Write out all records as given; omit images.

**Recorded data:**
━━━━━━━━
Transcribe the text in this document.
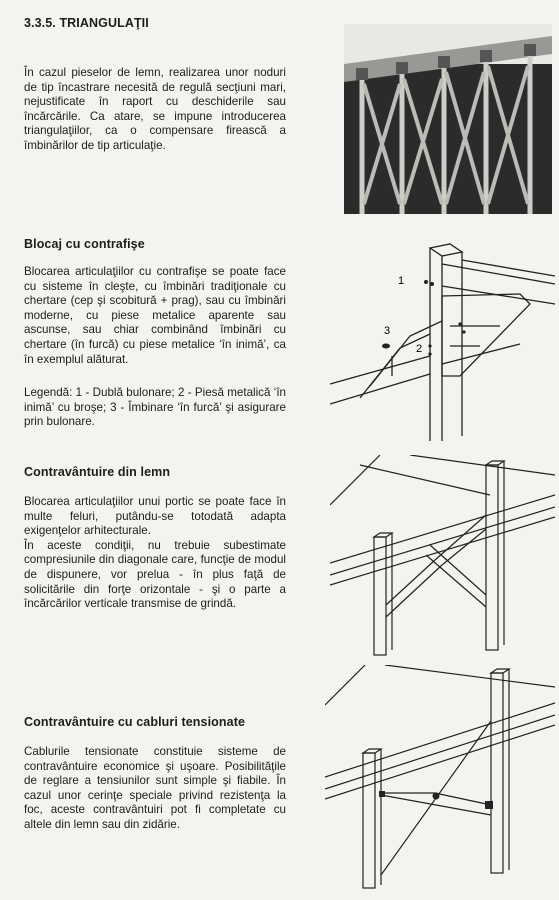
3.3.5. TRIANGULAŢII
În cazul pieselor de lemn, realizarea unor noduri de tip încastrare necesită de regulă secţiuni mari, nejustificate în raport cu deschiderile sau încărcările. Ca atare, se impune introducerea triangulaţiilor, ca o compensare firească a îmbinărilor de tip articulaţie.
Blocaj cu contrafişe
Blocarea articulaţiilor cu contrafişe se poate face cu sisteme în cleşte, cu îmbinări tradiţionale cu chertare (cep şi scobitură + prag), sau cu îmbinări moderne, cu piese metalice aparente sau ascunse, sau chiar combinând îmbinări cu chertare (în furcă) cu piese metalice ‘în inimă’, ca în exemplul alăturat.
Legendă: 1 - Dublă bulonare; 2 - Piesă metalică ‘în inimă’ cu broşe; 3 - Îmbinare ‘în furcă’ şi asigurare prin bulonare.
1
2
3
Contravântuire din lemn
Blocarea articulaţiilor unui portic se poate face în multe feluri, putându-se totodată adapta exigenţelor arhitecturale.
În aceste condiţii, nu trebuie subestimate compresiunile din diagonale care, funcţie de modul de dispunere, vor prelua - în plus faţă de solicitările din forţe orizontale - şi o parte a încărcărilor verticale transmise de grindă.
Contravântuire cu cabluri tensionate
Cablurile tensionate constituie sisteme de contravântuire economice şi uşoare. Posibilităţile de reglare a tensiunilor sunt simple şi fiabile. În cazul unor cerinţe speciale privind rezistenţa la foc, aceste contravântuiri pot fi completate cu altele din lemn sau din zidărie.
━━━━━━━━
**Exercise answer:**
Transcribe the text in this document.
3.3.5. TRIANGULAŢII
În cazul pieselor de lemn, realizarea unor noduri de tip încastrare necesită de regulă secţiuni mari, nejustificate în raport cu deschiderile sau încărcările. Ca atare, se impune introducerea triangulaţiilor, ca o compensare firească a îmbinărilor de tip articulaţie.
Blocaj cu contrafişe
Blocarea articulaţiilor cu contrafişe se poate face cu sisteme în cleşte, cu îmbinări tradiţionale cu chertare (cep şi scobitură + prag), sau cu îmbinări moderne, cu piese metalice aparente sau ascunse, sau chiar combinând îmbinări cu chertare (în furcă) cu piese metalice ‘în inimă’, ca în exemplul alăturat.
Legendă: 1 - Dublă bulonare; 2 - Piesă metalică ‘în inimă’ cu broşe; 3 - Îmbinare ‘în furcă’ şi asigurare prin bulonare.
1
2
3
Contravântuire din lemn
Blocarea articulaţiilor unui portic se poate face în multe feluri, putându-se totodată adapta exigenţelor arhitecturale.
În aceste condiţii, nu trebuie subestimate compresiunile din diagonale care, funcţie de modul de dispunere, vor prelua - în plus faţă de solicitările din forţe orizontale - şi o parte a încărcărilor verticale transmise de grindă.
Contravântuire cu cabluri tensionate
Cablurile tensionate constituie sisteme de contravântuire economice şi uşoare. Posibilităţile de reglare a tensiunilor sunt simple şi fiabile. În cazul unor cerinţe speciale privind rezistenţa la foc, aceste contravântuiri pot fi completate cu altele din lemn sau din zidărie.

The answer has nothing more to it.